Collected data
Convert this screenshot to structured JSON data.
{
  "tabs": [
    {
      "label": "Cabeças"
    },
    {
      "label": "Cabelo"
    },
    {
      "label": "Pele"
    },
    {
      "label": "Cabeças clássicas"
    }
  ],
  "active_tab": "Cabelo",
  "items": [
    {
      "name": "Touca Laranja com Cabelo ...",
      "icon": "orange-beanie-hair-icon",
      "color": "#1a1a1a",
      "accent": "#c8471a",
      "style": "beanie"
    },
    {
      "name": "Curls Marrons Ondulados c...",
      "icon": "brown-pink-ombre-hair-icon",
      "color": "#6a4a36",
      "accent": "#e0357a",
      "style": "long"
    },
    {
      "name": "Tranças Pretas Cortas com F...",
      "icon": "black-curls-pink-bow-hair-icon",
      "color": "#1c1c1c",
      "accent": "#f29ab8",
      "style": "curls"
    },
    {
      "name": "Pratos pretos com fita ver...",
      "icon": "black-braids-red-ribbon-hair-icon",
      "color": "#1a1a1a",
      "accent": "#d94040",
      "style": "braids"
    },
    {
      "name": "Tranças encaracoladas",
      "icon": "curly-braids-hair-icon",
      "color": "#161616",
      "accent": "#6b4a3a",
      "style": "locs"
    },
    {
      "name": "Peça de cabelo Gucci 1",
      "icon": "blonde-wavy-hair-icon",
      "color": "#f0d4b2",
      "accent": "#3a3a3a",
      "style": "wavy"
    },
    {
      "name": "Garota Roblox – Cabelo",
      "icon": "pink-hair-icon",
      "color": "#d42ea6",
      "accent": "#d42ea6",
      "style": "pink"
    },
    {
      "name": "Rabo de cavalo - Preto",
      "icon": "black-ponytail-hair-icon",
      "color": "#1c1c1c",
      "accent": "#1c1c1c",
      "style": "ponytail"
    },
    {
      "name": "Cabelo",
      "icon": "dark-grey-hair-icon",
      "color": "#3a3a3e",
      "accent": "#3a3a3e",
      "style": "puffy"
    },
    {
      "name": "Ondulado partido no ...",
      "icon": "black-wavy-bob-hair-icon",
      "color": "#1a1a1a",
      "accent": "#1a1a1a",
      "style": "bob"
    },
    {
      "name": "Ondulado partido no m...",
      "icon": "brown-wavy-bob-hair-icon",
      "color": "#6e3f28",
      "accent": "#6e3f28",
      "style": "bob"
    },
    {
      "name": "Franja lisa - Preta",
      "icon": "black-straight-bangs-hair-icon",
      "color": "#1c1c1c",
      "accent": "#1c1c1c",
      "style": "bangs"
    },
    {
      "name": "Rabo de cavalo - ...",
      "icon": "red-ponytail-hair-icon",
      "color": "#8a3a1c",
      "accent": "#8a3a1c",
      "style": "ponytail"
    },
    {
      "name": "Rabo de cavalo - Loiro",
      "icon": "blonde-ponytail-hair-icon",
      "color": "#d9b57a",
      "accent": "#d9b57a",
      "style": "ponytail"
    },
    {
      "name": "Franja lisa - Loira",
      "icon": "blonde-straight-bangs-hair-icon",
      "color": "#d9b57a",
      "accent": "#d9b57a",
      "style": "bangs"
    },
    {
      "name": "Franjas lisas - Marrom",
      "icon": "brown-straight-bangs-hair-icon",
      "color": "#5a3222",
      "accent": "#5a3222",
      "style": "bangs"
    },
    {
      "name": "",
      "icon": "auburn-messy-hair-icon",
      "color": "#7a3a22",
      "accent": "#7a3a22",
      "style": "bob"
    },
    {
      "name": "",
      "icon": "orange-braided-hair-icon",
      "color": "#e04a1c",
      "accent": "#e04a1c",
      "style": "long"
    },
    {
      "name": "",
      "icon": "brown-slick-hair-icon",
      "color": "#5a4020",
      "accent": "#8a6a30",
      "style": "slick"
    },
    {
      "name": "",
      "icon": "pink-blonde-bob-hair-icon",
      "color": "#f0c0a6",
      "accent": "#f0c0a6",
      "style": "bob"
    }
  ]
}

...

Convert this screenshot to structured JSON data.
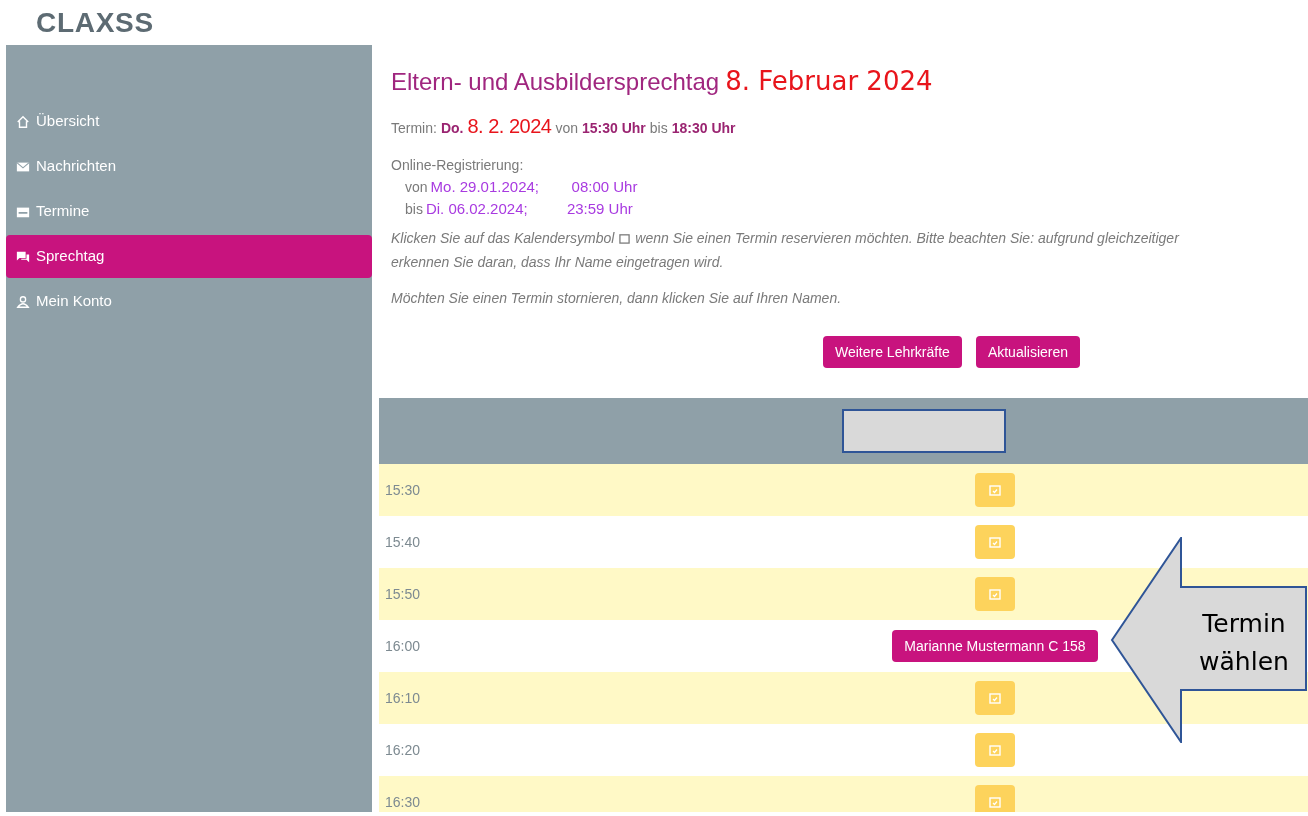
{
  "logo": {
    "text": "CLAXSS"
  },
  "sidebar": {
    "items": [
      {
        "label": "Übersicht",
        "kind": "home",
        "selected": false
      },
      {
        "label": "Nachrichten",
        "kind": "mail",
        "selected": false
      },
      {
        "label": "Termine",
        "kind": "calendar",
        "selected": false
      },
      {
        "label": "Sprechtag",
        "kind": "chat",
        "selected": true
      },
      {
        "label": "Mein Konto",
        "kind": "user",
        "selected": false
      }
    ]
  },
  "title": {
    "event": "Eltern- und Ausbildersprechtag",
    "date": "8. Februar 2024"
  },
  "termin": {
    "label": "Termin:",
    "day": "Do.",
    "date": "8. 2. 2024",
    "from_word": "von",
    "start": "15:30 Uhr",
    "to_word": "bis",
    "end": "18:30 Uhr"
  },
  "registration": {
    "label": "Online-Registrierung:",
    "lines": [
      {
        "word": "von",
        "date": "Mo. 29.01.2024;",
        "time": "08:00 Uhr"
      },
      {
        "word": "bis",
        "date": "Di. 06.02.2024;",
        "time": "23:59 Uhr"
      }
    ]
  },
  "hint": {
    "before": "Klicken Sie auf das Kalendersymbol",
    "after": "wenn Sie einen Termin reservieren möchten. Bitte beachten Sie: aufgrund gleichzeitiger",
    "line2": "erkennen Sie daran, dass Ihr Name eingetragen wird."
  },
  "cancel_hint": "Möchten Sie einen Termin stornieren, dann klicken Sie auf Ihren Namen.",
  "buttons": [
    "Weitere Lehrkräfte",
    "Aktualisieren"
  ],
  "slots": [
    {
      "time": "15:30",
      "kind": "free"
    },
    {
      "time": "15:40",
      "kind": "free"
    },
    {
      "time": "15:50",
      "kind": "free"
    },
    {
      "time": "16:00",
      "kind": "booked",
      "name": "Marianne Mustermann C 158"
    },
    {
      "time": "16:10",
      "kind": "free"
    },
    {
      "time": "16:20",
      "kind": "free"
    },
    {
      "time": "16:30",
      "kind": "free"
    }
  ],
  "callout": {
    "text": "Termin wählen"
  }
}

# Exercise description
From the entries above, copy every line that holds the word "einen".

# Solution below
    "after": "wenn Sie einen Termin reservieren möchten. Bitte beachten Sie: aufgrund gleichzeitiger",
  "cancel_hint": "Möchten Sie einen Termin stornieren, dann klicken Sie auf Ihren Namen.",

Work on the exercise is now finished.